### STORED RECORDS
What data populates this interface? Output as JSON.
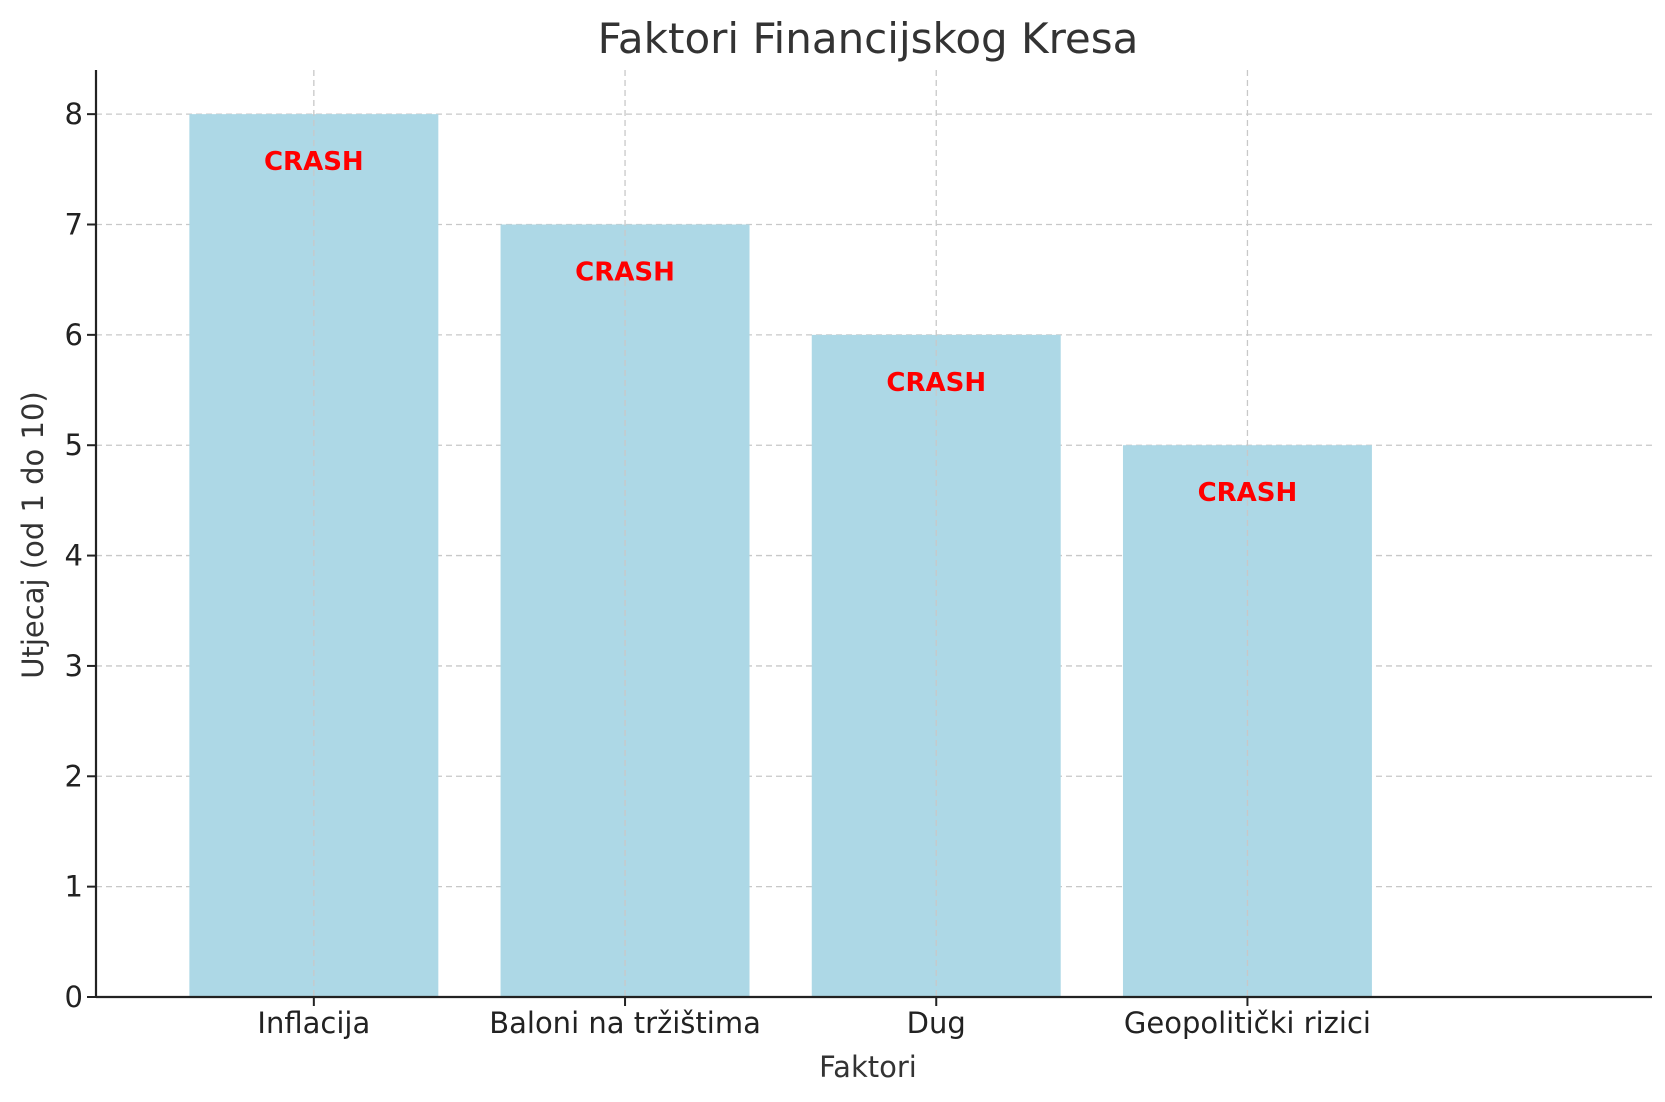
{
  "chart_data": {
    "type": "bar",
    "title": "Faktori Financijskog Kresa",
    "xlabel": "Faktori",
    "ylabel": "Utjecaj (od 1 do 10)",
    "categories": [
      "Inflacija",
      "Baloni na tržištima",
      "Dug",
      "Geopolitički rizici"
    ],
    "values": [
      8,
      7,
      6,
      5
    ],
    "bar_labels": [
      "CRASH",
      "CRASH",
      "CRASH",
      "CRASH"
    ],
    "yticks": [
      0,
      1,
      2,
      3,
      4,
      5,
      6,
      7,
      8
    ],
    "ylim": [
      0,
      8.4
    ],
    "grid": true,
    "colors": {
      "bar": "#add8e6",
      "bar_label": "#ff0000",
      "grid": "#c8c8c8",
      "axis": "#222222",
      "text": "#333333"
    }
  }
}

### SET TASK
Skipping the pictures, transcribe each line above exactly as it appears.

### WRITTEN SOLUTION
What data populates this interface? Output as JSON.
{
  "chart_data": {
    "type": "bar",
    "title": "Faktori Financijskog Kresa",
    "xlabel": "Faktori",
    "ylabel": "Utjecaj (od 1 do 10)",
    "categories": [
      "Inflacija",
      "Baloni na tržištima",
      "Dug",
      "Geopolitički rizici"
    ],
    "values": [
      8,
      7,
      6,
      5
    ],
    "bar_labels": [
      "CRASH",
      "CRASH",
      "CRASH",
      "CRASH"
    ],
    "yticks": [
      0,
      1,
      2,
      3,
      4,
      5,
      6,
      7,
      8
    ],
    "ylim": [
      0,
      8.4
    ],
    "grid": true,
    "colors": {
      "bar": "#add8e6",
      "bar_label": "#ff0000",
      "grid": "#c8c8c8",
      "axis": "#222222",
      "text": "#333333"
    }
  }
}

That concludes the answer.